§ **Texto proporcionado**:
Traducir a Tolstói. Viaje emocional a Yásnaia Poliana, de Joaquín Fernández-Valdés (Báltica) | por Juan Jiménez García

Joaquín Fernández-Valdés | Traducir a Tolstói. Viaje emocional a Yásnaia Poliana

Tres tiempos: la pasión por Rusia, la pasión por Tolstói, allá en Yásnaia Poliana, traducir Guerra y paz. Esos podrían ser los tiempos que animan Traducir a Tolstói; resumidos en una línea, encuentran su acomodo a través de toda la vida de su autor, el traductor Joaquín Fernández-Valdés. La emoción como impulso decisivo, el valor de los detalles, pero también la duda como motor, como voluntad, como aspiración a ir más allá en aquello que es una pasión, una cuestión sentimental. Creer en lo hacemos. Qué fácil es escribirlo, que complicado vivir acorde a ello. En el libro, la vida de Tolstói, tan rica, tan compleja, tan llena de decisión y decisiones, podría absorberlo todo, como un torbellino. Sus orígenes nobles, noble él mismo, los hijos, la mujer, las creencias, avanzadas a su tiempo. Un hombre inmenso, convertido en un escritor inmenso, de libros inmensos, en una vida más grande incluso de lo que él podía abarcar, hasta llegar al desbordamiento, la huida y la muerte. Debía ser complicado ser Tolstói. Ser Tolstói, todo el tiempo. La parte central del libro, son varios años de visitas de Fernández-Valdés a la finca de Yásnaia Poliana, hogar de los Tolstói. Unas reuniones de traductores de todo el mundo que organizaba Selma Ancira. A través de los paisajes, las estancias, la profunda impresión de estar en un lugar que es algo más, una conexión con el escritor, un viaje en el tiempo en el que todo está conservado igual que tras su muerte, con esa afición tan rusa a conservar las casas de los artistas, aquellos lugares de creación, convertido en lugares de culto, en una especie de corriente atemporal que parece conectarnos, de una manera profunda, con ellos, con un tiempo lejano que hemos habitado a través de sus libros y de ellos mismos.

§ **Registros de datos**:
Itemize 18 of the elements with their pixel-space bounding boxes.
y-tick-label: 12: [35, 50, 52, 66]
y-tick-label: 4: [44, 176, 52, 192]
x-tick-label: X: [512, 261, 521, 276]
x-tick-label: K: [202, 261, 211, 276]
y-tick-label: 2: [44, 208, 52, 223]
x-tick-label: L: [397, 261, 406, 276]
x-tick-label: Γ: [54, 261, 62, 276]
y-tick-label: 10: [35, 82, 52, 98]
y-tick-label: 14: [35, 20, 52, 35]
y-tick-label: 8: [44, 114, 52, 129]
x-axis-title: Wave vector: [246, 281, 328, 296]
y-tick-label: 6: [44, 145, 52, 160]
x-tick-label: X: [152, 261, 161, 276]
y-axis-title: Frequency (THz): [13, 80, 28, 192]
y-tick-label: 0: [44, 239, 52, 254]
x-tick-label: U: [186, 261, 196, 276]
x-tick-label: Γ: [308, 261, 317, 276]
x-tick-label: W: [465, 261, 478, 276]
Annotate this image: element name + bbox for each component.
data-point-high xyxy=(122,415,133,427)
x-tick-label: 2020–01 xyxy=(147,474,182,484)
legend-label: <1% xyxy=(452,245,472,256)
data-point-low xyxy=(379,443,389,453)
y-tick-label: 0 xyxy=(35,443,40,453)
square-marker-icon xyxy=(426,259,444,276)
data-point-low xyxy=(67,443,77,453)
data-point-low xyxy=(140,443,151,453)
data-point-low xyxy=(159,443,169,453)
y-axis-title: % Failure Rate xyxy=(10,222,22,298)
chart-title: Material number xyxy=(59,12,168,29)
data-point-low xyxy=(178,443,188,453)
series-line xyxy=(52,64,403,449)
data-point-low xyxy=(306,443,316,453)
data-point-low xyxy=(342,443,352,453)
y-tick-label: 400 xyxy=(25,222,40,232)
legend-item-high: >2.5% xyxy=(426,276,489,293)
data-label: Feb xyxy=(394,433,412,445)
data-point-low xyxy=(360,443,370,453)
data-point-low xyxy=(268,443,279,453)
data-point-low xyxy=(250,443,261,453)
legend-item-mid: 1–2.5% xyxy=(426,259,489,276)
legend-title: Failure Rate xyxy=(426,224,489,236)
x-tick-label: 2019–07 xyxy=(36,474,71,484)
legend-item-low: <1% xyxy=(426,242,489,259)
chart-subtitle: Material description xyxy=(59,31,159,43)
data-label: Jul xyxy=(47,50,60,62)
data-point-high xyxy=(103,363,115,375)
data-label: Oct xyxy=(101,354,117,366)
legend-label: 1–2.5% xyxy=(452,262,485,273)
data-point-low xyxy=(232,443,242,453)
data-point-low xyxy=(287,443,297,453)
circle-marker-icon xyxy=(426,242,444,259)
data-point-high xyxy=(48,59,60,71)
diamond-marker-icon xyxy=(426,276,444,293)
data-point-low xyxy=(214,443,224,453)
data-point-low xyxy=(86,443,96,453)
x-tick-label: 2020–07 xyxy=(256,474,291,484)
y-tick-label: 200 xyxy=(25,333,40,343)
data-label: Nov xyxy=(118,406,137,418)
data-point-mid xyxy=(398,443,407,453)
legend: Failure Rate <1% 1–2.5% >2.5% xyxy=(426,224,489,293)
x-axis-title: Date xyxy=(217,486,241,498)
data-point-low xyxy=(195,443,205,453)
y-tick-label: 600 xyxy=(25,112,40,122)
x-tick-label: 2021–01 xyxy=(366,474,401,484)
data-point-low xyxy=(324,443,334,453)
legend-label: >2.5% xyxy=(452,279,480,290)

§ **Consigna 1**: Enumera todas las personas que la reseña sobre Traducir a Tolstói menciona por su nombre.
§ **Consigna 2**: Prosigue la reseña sobre Traducir a Tolstói a partir de su última oración.
Los ítems no tienen relación con el texto.

§ **Respuesta 1**: Juan Jiménez García, Joaquín Fernández-Valdés, Tolstói y Selma Ancira.

§ **Respuesta 2**:
La primera parte del libro, Un tren que pasa una sola vez en la vida, es la llegada del ofrecimiento de traducir las dos mil páginas de Guerra y paz. Las traducciones al castellano son contadas. La oportunidad de una nueva traducción para la editorial Alba, que ocupará años, es algo extraordinario para alguien que ya desde niño es un apasionado por la música y por aquel lugar misterio llamado Rusia (de nuevo, la atracción por lugares que nos son completamente desconocidos, pero próximos). No se trata de convencer a nadie por estas pasiones inexplicables. Entre el amor y el odio (por no hablar de la indiferencia), los caminos son múltiples e insondables, y un día te encuentras en la escuela oficial de idiomas estudiando ruso, otro estudiando Filología Eslava y otro traduciendo y, entre las traducciones, obras poco conocidas de Tolstói. Entonces, llega a ese tren, ese largo tren. Multitud de sensaciones (también la impotencia) empiezan a dar vueltas en la cabeza. Pero no queda otra. Hay que cogerlo.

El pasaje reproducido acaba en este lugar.